§ Your objective:
Continue the argument documentation on detection probability and sampling bias from the point where it stops, keeping its format.

An sf object with POINT geometry.

  • detection_probability:

A numeric value between 0 and 1, corresponding to the probability of detection of the species.

  • sampling_bias:

"no_bias", "polygon" or "manual". The method used to generate a sampling bias (cf. the virtualspecies package @leroy2016virtualspecies). "polygon": bias the sampling in a polygon. Provide your polygon to bias_area. Provide bias strength to bias_strength. "manual": bias the sampling manually via a raster. Provide your raster layer in which each cell contains the probability to be sampled to bias_weights.

  • bias_area:

NA or an sf object with POLYGON geometry. Only used if sampling_bias = "polygon". The area in which the sampling will be biased.

  • bias_strength:

NA or a positive numeric value. Only used if sampling_bias = "polygon". The strength of the bias to be applied in the biased area (as a multiplier). Above 1, area will be oversampled. Below 1, area will be undersampled. For example, a value of 50 will result in 50 times more samples within the bias_area than outside. Conversely, a value of 0.5 will result in half less samples within the bias_area than outside.

§ Data rows:
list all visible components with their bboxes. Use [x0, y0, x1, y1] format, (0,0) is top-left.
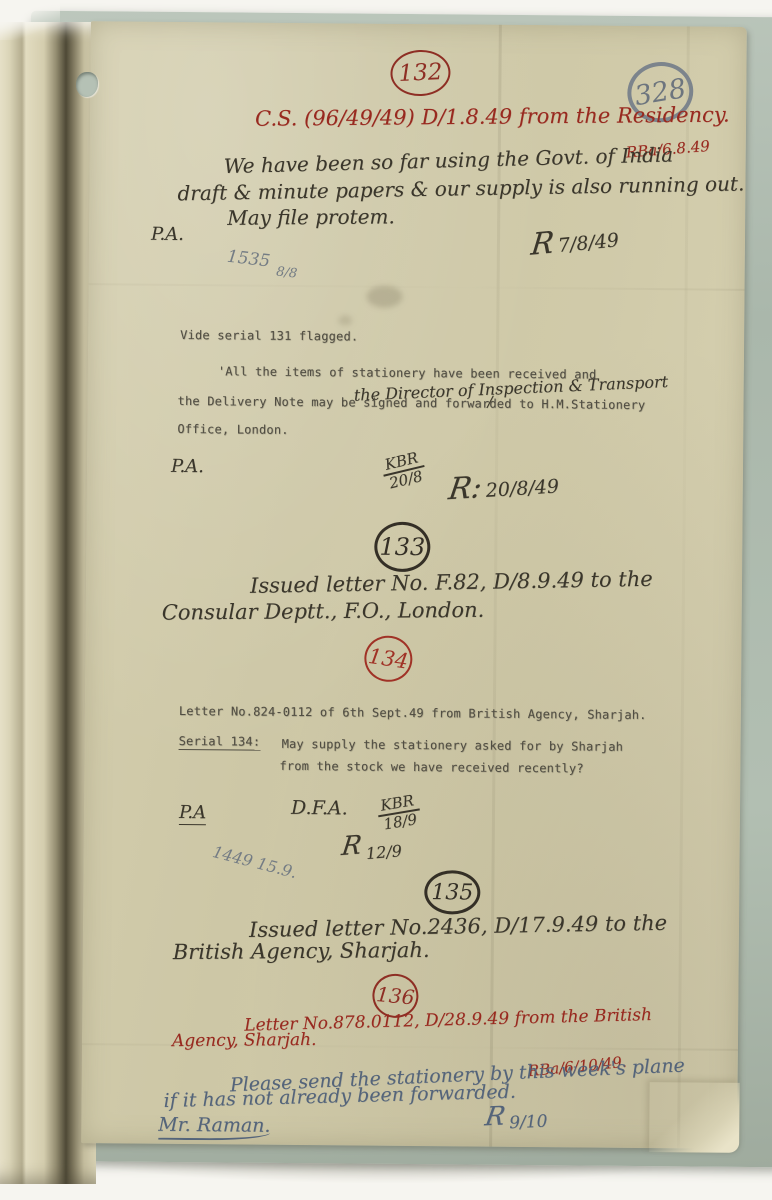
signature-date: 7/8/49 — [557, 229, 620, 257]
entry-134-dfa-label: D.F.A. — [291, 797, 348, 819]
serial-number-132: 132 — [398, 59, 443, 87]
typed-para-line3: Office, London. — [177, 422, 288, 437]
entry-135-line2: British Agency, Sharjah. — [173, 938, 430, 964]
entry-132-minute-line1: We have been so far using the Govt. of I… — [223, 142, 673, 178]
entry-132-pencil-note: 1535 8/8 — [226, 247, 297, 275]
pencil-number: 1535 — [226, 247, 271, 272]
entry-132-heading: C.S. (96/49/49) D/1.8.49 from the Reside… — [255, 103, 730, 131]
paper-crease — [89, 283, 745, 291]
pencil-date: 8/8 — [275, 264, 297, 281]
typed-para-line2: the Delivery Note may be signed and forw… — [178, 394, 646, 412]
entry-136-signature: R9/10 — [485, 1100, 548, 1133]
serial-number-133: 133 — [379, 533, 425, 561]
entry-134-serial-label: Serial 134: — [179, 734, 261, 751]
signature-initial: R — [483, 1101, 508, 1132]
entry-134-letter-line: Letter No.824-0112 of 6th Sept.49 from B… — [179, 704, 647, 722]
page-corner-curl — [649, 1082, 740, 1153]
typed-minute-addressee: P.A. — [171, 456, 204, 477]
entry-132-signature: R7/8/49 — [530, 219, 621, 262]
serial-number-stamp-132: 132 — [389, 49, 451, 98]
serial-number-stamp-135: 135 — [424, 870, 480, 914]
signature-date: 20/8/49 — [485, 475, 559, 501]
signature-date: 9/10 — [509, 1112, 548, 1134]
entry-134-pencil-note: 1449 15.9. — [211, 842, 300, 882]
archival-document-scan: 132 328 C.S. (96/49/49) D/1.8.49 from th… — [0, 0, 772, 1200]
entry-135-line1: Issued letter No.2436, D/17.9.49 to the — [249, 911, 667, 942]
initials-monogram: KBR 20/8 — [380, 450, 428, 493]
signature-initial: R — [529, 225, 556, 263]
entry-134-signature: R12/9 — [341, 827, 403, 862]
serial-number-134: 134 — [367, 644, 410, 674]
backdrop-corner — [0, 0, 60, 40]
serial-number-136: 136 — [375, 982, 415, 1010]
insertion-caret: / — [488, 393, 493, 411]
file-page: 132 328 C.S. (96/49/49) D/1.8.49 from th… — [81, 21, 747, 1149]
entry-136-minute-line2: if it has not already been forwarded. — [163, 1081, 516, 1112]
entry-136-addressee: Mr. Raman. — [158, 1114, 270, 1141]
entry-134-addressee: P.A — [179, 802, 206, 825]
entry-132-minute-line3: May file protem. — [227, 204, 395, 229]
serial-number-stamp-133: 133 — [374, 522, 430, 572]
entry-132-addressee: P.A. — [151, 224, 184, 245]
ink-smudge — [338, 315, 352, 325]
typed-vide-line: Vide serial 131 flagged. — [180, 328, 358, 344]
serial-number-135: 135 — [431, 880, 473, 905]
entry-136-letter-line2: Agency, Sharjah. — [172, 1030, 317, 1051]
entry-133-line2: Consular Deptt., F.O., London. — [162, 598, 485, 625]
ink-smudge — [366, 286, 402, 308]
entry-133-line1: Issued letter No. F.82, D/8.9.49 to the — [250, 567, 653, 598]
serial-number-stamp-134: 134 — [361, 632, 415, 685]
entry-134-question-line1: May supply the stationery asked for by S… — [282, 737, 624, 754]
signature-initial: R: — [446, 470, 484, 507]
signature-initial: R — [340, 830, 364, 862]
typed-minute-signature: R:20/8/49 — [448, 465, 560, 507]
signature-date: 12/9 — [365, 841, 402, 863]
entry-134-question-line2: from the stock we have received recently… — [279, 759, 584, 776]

§ Reply:
  • bias_weights:

NA or a raster layer (sf object with POLYGON geometry, or SpatRaster object). Only used if sampling_bias = "manual". The raster of bias weights to be applied to the sampling of occurrences. Higher weights mean a higher probability of sampling. Weights can be numeric values between 0 and 1 or positive integers that will be rescaled to values between 0 and 1.

  • coordinate_uncertainty_meters:

A positive numeric value or vector with length nrow(occurrences) describing the uncertainty in meters around each observation.

  • seed:

A positive numeric value. The seed for random number generation to make results reproducible. If NA (the default), no seed is used.

Finally, we also have the function add_coordinate_uncertainty().

add_coordinate_uncertainty(
  occurrences,
  coordinate_uncertainty_meters = 25
)

This function is a supporting function for sample_observations() to add a coordinateUncertaintyInMeters column that should also be exported in case users simulate observations based on virtual species distributions. This can for example be accomplished using the virtualspecies package [@leroy2016virtualspecies]:

  1. Species-environment relationship
    • generateSpFromFun()
    • generateSpFromPCA()
  2. Conversion to presence-absence
    • convertToPA()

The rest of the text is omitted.